◆ Work instructions
Extract the listing below in full, unchanged.

◆ Record list
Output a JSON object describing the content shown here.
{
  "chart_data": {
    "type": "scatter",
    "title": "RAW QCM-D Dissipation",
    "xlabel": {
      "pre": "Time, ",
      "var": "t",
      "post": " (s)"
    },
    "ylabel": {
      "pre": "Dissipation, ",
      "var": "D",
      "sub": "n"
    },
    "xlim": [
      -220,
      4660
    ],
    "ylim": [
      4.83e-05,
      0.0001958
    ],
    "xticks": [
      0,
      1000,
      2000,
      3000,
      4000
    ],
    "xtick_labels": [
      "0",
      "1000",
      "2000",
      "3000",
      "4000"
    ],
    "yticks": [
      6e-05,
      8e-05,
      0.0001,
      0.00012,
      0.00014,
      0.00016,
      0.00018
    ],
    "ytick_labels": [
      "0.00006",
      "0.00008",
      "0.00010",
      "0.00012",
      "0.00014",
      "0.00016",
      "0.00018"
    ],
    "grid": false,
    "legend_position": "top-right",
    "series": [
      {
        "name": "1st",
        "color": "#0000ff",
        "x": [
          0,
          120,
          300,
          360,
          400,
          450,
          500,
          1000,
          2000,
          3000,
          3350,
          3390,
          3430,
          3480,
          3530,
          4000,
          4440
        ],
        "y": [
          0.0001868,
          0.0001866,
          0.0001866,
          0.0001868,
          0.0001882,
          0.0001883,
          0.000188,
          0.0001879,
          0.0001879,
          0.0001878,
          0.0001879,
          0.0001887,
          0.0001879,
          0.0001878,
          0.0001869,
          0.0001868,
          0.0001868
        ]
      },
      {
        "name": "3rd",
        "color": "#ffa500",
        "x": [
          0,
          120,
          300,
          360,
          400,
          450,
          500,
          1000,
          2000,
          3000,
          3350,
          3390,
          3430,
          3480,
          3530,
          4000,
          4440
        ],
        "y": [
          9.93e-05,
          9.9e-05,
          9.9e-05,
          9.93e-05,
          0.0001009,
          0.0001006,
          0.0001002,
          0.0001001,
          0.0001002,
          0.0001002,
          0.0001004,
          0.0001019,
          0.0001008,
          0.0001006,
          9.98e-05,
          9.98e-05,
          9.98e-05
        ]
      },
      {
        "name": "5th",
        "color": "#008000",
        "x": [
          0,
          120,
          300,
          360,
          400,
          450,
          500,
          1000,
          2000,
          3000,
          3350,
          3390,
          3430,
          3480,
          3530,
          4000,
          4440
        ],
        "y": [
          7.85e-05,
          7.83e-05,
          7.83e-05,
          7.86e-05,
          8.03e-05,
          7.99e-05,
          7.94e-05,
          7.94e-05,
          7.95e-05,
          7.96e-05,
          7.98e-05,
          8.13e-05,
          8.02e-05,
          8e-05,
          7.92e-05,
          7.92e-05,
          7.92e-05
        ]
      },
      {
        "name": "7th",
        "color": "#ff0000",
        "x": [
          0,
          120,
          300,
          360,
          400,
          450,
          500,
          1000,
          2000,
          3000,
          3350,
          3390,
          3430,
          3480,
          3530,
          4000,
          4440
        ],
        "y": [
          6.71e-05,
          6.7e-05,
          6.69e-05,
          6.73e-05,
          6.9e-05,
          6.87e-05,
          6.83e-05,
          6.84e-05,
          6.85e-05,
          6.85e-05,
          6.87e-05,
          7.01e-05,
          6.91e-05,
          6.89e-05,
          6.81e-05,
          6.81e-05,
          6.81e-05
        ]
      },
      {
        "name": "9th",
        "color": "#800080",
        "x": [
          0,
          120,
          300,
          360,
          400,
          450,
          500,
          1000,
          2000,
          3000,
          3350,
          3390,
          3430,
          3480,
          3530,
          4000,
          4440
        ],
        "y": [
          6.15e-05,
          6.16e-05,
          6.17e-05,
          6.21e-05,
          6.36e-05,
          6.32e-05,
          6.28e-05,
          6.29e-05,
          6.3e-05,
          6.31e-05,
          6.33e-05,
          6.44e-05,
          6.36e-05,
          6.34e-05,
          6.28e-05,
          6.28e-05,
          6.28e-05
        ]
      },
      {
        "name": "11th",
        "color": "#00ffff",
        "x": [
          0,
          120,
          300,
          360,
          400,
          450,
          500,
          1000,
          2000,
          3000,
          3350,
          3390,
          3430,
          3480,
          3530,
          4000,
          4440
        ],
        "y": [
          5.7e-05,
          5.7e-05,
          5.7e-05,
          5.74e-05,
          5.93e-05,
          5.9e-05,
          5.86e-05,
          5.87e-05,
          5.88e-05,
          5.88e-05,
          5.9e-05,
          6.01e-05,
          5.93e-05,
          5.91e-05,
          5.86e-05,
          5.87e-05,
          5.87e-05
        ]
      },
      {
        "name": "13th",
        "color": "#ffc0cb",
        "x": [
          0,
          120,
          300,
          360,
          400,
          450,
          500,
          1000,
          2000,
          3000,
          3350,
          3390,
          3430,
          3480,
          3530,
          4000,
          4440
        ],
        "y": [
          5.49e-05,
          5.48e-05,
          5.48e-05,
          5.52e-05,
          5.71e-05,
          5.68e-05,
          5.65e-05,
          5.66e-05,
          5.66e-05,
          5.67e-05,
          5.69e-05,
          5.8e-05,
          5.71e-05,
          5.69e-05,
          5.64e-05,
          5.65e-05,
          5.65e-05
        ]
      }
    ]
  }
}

◆ Task response
Output a JSON object describing the content shown here.
{
  "chart_data": {
    "type": "scatter",
    "title": "RAW QCM-D Dissipation",
    "xlabel": {
      "pre": "Time, ",
      "var": "t",
      "post": " (s)"
    },
    "ylabel": {
      "pre": "Dissipation, ",
      "var": "D",
      "sub": "n"
    },
    "xlim": [
      -220,
      4660
    ],
    "ylim": [
      4.83e-05,
      0.0001958
    ],
    "xticks": [
      0,
      1000,
      2000,
      3000,
      4000
    ],
    "xtick_labels": [
      "0",
      "1000",
      "2000",
      "3000",
      "4000"
    ],
    "yticks": [
      6e-05,
      8e-05,
      0.0001,
      0.00012,
      0.00014,
      0.00016,
      0.00018
    ],
    "ytick_labels": [
      "0.00006",
      "0.00008",
      "0.00010",
      "0.00012",
      "0.00014",
      "0.00016",
      "0.00018"
    ],
    "grid": false,
    "legend_position": "top-right",
    "series": [
      {
        "name": "1st",
        "color": "#0000ff",
        "x": [
          0,
          120,
          300,
          360,
          400,
          450,
          500,
          1000,
          2000,
          3000,
          3350,
          3390,
          3430,
          3480,
          3530,
          4000,
          4440
        ],
        "y": [
          0.0001868,
          0.0001866,
          0.0001866,
          0.0001868,
          0.0001882,
          0.0001883,
          0.000188,
          0.0001879,
          0.0001879,
          0.0001878,
          0.0001879,
          0.0001887,
          0.0001879,
          0.0001878,
          0.0001869,
          0.0001868,
          0.0001868
        ]
      },
      {
        "name": "3rd",
        "color": "#ffa500",
        "x": [
          0,
          120,
          300,
          360,
          400,
          450,
          500,
          1000,
          2000,
          3000,
          3350,
          3390,
          3430,
          3480,
          3530,
          4000,
          4440
        ],
        "y": [
          9.93e-05,
          9.9e-05,
          9.9e-05,
          9.93e-05,
          0.0001009,
          0.0001006,
          0.0001002,
          0.0001001,
          0.0001002,
          0.0001002,
          0.0001004,
          0.0001019,
          0.0001008,
          0.0001006,
          9.98e-05,
          9.98e-05,
          9.98e-05
        ]
      },
      {
        "name": "5th",
        "color": "#008000",
        "x": [
          0,
          120,
          300,
          360,
          400,
          450,
          500,
          1000,
          2000,
          3000,
          3350,
          3390,
          3430,
          3480,
          3530,
          4000,
          4440
        ],
        "y": [
          7.85e-05,
          7.83e-05,
          7.83e-05,
          7.86e-05,
          8.03e-05,
          7.99e-05,
          7.94e-05,
          7.94e-05,
          7.95e-05,
          7.96e-05,
          7.98e-05,
          8.13e-05,
          8.02e-05,
          8e-05,
          7.92e-05,
          7.92e-05,
          7.92e-05
        ]
      },
      {
        "name": "7th",
        "color": "#ff0000",
        "x": [
          0,
          120,
          300,
          360,
          400,
          450,
          500,
          1000,
          2000,
          3000,
          3350,
          3390,
          3430,
          3480,
          3530,
          4000,
          4440
        ],
        "y": [
          6.71e-05,
          6.7e-05,
          6.69e-05,
          6.73e-05,
          6.9e-05,
          6.87e-05,
          6.83e-05,
          6.84e-05,
          6.85e-05,
          6.85e-05,
          6.87e-05,
          7.01e-05,
          6.91e-05,
          6.89e-05,
          6.81e-05,
          6.81e-05,
          6.81e-05
        ]
      },
      {
        "name": "9th",
        "color": "#800080",
        "x": [
          0,
          120,
          300,
          360,
          400,
          450,
          500,
          1000,
          2000,
          3000,
          3350,
          3390,
          3430,
          3480,
          3530,
          4000,
          4440
        ],
        "y": [
          6.15e-05,
          6.16e-05,
          6.17e-05,
          6.21e-05,
          6.36e-05,
          6.32e-05,
          6.28e-05,
          6.29e-05,
          6.3e-05,
          6.31e-05,
          6.33e-05,
          6.44e-05,
          6.36e-05,
          6.34e-05,
          6.28e-05,
          6.28e-05,
          6.28e-05
        ]
      },
      {
        "name": "11th",
        "color": "#00ffff",
        "x": [
          0,
          120,
          300,
          360,
          400,
          450,
          500,
          1000,
          2000,
          3000,
          3350,
          3390,
          3430,
          3480,
          3530,
          4000,
          4440
        ],
        "y": [
          5.7e-05,
          5.7e-05,
          5.7e-05,
          5.74e-05,
          5.93e-05,
          5.9e-05,
          5.86e-05,
          5.87e-05,
          5.88e-05,
          5.88e-05,
          5.9e-05,
          6.01e-05,
          5.93e-05,
          5.91e-05,
          5.86e-05,
          5.87e-05,
          5.87e-05
        ]
      },
      {
        "name": "13th",
        "color": "#ffc0cb",
        "x": [
          0,
          120,
          300,
          360,
          400,
          450,
          500,
          1000,
          2000,
          3000,
          3350,
          3390,
          3430,
          3480,
          3530,
          4000,
          4440
        ],
        "y": [
          5.49e-05,
          5.48e-05,
          5.48e-05,
          5.52e-05,
          5.71e-05,
          5.68e-05,
          5.65e-05,
          5.66e-05,
          5.66e-05,
          5.67e-05,
          5.69e-05,
          5.8e-05,
          5.71e-05,
          5.69e-05,
          5.64e-05,
          5.65e-05,
          5.65e-05
        ]
      }
    ]
  }
}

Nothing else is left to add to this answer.